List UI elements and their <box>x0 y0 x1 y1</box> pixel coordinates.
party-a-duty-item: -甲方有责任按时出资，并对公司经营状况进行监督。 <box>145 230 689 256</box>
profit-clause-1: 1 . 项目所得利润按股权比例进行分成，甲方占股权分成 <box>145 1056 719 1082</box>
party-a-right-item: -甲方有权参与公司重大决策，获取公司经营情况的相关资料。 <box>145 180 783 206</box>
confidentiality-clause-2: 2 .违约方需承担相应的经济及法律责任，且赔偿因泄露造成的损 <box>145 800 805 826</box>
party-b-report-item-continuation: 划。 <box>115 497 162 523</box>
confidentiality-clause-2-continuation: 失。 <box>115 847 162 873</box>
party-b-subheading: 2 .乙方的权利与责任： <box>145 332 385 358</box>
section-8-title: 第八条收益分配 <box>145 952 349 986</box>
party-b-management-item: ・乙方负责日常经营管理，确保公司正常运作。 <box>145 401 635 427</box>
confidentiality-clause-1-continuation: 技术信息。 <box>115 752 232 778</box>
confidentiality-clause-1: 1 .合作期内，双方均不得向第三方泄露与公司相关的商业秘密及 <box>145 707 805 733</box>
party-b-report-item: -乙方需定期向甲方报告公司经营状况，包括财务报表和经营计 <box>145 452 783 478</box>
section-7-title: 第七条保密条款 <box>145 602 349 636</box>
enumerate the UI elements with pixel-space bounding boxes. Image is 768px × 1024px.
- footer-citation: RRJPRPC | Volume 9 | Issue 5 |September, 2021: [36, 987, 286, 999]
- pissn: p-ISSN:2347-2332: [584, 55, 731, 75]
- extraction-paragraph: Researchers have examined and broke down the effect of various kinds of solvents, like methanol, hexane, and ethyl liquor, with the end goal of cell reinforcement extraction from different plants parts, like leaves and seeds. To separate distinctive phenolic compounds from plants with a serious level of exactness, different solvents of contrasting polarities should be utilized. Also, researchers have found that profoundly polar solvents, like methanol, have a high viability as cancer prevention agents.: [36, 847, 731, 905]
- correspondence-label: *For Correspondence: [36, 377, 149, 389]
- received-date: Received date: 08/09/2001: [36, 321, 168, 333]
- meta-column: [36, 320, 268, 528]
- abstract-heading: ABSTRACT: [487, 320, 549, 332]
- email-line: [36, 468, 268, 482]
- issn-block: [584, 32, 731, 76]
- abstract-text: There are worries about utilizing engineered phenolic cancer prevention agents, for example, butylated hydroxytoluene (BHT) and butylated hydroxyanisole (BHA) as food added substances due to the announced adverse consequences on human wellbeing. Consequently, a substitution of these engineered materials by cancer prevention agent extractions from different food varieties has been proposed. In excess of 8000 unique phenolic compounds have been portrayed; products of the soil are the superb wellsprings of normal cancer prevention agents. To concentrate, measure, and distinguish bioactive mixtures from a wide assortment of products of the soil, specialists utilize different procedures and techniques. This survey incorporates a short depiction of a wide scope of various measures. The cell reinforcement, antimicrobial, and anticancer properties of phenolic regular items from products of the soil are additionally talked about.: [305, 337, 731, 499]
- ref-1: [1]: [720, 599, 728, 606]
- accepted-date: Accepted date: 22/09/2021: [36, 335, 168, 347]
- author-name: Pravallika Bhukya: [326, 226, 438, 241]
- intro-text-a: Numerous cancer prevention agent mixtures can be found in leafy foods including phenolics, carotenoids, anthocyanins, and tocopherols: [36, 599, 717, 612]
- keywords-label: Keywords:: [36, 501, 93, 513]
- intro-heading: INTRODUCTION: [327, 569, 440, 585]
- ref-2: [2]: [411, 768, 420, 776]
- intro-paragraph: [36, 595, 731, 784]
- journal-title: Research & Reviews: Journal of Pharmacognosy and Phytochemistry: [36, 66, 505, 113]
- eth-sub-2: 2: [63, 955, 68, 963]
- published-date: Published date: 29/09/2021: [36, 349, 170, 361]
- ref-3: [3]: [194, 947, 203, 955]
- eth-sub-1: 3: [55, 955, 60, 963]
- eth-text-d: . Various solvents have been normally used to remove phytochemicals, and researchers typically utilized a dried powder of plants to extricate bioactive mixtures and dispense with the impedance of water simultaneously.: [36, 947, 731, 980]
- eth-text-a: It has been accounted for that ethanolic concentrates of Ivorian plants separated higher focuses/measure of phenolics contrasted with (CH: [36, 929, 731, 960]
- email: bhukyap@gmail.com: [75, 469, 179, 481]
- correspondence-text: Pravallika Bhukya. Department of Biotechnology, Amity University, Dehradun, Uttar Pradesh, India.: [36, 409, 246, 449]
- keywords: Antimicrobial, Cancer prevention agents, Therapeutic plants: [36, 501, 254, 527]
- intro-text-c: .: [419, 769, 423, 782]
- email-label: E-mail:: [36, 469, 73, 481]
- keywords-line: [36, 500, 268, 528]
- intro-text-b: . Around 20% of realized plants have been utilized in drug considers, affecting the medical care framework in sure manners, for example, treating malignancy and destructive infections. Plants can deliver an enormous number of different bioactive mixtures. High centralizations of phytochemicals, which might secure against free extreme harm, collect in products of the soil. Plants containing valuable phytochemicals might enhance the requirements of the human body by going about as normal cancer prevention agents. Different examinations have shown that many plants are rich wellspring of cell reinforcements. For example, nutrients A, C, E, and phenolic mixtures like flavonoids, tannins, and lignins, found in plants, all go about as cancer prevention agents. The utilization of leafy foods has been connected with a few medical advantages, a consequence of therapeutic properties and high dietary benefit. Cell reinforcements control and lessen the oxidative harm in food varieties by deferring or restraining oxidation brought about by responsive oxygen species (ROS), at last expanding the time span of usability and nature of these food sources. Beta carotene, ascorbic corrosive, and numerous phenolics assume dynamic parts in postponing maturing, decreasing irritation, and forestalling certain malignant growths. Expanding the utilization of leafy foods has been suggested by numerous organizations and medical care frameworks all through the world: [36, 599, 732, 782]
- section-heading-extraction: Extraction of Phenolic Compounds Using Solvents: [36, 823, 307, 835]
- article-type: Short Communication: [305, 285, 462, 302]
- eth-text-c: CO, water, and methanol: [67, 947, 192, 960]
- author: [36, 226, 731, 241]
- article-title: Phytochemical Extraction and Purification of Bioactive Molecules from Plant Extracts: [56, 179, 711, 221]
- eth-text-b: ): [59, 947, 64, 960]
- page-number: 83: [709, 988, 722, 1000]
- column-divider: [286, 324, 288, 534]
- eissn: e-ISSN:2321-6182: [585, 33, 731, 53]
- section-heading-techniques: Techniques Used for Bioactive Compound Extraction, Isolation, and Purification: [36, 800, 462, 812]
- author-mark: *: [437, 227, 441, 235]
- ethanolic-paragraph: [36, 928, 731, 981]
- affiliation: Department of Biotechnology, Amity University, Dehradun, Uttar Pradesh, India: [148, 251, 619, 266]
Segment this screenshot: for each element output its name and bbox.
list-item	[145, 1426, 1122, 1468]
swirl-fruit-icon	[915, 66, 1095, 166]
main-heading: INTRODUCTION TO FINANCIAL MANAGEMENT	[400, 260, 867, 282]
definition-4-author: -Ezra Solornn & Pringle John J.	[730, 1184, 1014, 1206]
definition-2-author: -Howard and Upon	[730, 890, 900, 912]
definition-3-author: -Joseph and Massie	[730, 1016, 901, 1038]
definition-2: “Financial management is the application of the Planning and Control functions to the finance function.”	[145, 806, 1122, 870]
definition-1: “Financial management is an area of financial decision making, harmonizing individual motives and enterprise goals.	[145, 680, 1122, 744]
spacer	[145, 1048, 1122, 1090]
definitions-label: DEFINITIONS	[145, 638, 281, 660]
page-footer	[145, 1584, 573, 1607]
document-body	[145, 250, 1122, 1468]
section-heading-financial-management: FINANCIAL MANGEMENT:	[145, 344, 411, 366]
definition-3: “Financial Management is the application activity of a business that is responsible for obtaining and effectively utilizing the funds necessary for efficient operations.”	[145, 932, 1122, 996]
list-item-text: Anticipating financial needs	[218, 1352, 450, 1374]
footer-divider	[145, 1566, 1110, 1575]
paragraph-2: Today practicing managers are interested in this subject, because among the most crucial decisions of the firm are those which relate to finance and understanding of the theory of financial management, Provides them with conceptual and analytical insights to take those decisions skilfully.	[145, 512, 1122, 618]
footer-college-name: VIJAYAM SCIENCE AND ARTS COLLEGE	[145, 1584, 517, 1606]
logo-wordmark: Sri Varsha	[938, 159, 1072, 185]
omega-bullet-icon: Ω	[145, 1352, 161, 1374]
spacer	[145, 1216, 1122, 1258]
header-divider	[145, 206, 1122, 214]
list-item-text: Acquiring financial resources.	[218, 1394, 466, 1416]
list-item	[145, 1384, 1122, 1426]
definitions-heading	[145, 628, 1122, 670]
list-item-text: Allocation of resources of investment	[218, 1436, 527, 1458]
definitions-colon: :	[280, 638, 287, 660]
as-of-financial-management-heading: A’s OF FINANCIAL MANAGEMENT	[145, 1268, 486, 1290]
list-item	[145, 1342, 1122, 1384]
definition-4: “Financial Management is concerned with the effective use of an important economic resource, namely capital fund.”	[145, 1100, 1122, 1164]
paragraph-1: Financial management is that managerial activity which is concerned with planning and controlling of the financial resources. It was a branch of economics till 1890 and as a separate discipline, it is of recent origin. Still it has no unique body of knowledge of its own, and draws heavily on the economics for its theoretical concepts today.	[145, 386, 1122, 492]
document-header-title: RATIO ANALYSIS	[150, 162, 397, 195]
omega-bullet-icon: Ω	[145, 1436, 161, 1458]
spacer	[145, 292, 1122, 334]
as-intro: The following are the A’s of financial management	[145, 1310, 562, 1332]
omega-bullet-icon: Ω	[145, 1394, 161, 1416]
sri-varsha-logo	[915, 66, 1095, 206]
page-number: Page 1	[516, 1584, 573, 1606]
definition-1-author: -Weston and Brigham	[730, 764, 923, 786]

※

List every line in the records above that contains the string "icon", copying each line in full.

swirl-fruit-icon	[915, 66, 1095, 166]
omega-bullet-icon: Ω	[145, 1352, 161, 1374]
omega-bullet-icon: Ω	[145, 1436, 161, 1458]
omega-bullet-icon: Ω	[145, 1394, 161, 1416]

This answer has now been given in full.